# WHAT THIS TASK INVOLVES
Return all of the data exactly as given.
---- DATA
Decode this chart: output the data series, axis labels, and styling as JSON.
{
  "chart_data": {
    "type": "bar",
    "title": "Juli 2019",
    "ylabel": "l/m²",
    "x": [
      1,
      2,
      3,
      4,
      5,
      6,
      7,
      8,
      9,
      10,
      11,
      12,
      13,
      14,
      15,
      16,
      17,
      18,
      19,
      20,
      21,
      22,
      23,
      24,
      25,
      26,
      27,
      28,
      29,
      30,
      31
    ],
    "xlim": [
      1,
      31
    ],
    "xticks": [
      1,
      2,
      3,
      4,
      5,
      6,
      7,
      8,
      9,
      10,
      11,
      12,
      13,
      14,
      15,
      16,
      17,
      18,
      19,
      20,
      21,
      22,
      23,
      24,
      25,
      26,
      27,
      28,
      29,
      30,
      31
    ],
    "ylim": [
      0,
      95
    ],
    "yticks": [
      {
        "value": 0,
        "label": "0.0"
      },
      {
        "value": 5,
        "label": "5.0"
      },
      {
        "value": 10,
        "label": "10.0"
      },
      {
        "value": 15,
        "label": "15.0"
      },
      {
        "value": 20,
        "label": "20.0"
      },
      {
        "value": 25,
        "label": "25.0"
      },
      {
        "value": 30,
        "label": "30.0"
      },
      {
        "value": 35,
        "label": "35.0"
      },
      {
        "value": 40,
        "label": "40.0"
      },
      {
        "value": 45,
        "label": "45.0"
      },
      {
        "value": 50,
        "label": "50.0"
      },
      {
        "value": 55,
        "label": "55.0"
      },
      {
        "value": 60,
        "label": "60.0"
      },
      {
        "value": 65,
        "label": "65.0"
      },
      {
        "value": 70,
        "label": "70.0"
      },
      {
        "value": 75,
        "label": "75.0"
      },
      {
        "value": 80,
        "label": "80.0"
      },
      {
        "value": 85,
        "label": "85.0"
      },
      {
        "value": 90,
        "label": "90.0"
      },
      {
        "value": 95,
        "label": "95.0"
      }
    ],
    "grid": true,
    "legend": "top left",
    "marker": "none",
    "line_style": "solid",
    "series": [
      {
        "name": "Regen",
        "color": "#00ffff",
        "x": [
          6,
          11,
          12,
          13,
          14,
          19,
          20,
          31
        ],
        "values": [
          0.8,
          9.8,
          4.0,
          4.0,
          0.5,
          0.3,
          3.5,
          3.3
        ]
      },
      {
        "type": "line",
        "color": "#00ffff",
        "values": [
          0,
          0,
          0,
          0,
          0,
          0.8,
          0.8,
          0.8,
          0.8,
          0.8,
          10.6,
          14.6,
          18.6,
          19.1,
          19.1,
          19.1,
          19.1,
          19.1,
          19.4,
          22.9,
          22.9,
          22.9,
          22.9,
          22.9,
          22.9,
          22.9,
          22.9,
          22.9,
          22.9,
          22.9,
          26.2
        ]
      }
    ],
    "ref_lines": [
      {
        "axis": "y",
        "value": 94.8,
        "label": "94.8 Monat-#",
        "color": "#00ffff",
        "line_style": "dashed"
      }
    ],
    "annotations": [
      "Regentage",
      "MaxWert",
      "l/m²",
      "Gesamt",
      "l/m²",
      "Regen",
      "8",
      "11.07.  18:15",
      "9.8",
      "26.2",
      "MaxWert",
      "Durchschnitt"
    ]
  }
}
--------
# SOLUTION FOR THIS EXERCISE
Decode this chart: output the data series, axis labels, and styling as JSON.
{
  "chart_data": {
    "type": "bar",
    "title": "Juli 2019",
    "ylabel": "l/m²",
    "x": [
      1,
      2,
      3,
      4,
      5,
      6,
      7,
      8,
      9,
      10,
      11,
      12,
      13,
      14,
      15,
      16,
      17,
      18,
      19,
      20,
      21,
      22,
      23,
      24,
      25,
      26,
      27,
      28,
      29,
      30,
      31
    ],
    "xlim": [
      1,
      31
    ],
    "xticks": [
      1,
      2,
      3,
      4,
      5,
      6,
      7,
      8,
      9,
      10,
      11,
      12,
      13,
      14,
      15,
      16,
      17,
      18,
      19,
      20,
      21,
      22,
      23,
      24,
      25,
      26,
      27,
      28,
      29,
      30,
      31
    ],
    "ylim": [
      0,
      95
    ],
    "yticks": [
      {
        "value": 0,
        "label": "0.0"
      },
      {
        "value": 5,
        "label": "5.0"
      },
      {
        "value": 10,
        "label": "10.0"
      },
      {
        "value": 15,
        "label": "15.0"
      },
      {
        "value": 20,
        "label": "20.0"
      },
      {
        "value": 25,
        "label": "25.0"
      },
      {
        "value": 30,
        "label": "30.0"
      },
      {
        "value": 35,
        "label": "35.0"
      },
      {
        "value": 40,
        "label": "40.0"
      },
      {
        "value": 45,
        "label": "45.0"
      },
      {
        "value": 50,
        "label": "50.0"
      },
      {
        "value": 55,
        "label": "55.0"
      },
      {
        "value": 60,
        "label": "60.0"
      },
      {
        "value": 65,
        "label": "65.0"
      },
      {
        "value": 70,
        "label": "70.0"
      },
      {
        "value": 75,
        "label": "75.0"
      },
      {
        "value": 80,
        "label": "80.0"
      },
      {
        "value": 85,
        "label": "85.0"
      },
      {
        "value": 90,
        "label": "90.0"
      },
      {
        "value": 95,
        "label": "95.0"
      }
    ],
    "grid": true,
    "legend": "top left",
    "marker": "none",
    "line_style": "solid",
    "series": [
      {
        "name": "Regen",
        "color": "#00ffff",
        "x": [
          6,
          11,
          12,
          13,
          14,
          19,
          20,
          31
        ],
        "values": [
          0.8,
          9.8,
          4.0,
          4.0,
          0.5,
          0.3,
          3.5,
          3.3
        ]
      },
      {
        "type": "line",
        "color": "#00ffff",
        "values": [
          0,
          0,
          0,
          0,
          0,
          0.8,
          0.8,
          0.8,
          0.8,
          0.8,
          10.6,
          14.6,
          18.6,
          19.1,
          19.1,
          19.1,
          19.1,
          19.1,
          19.4,
          22.9,
          22.9,
          22.9,
          22.9,
          22.9,
          22.9,
          22.9,
          22.9,
          22.9,
          22.9,
          22.9,
          26.2
        ]
      }
    ],
    "ref_lines": [
      {
        "axis": "y",
        "value": 94.8,
        "label": "94.8 Monat-#",
        "color": "#00ffff",
        "line_style": "dashed"
      }
    ],
    "annotations": [
      "Regentage",
      "MaxWert",
      "l/m²",
      "Gesamt",
      "l/m²",
      "Regen",
      "8",
      "11.07.  18:15",
      "9.8",
      "26.2",
      "MaxWert",
      "Durchschnitt"
    ]
  }
}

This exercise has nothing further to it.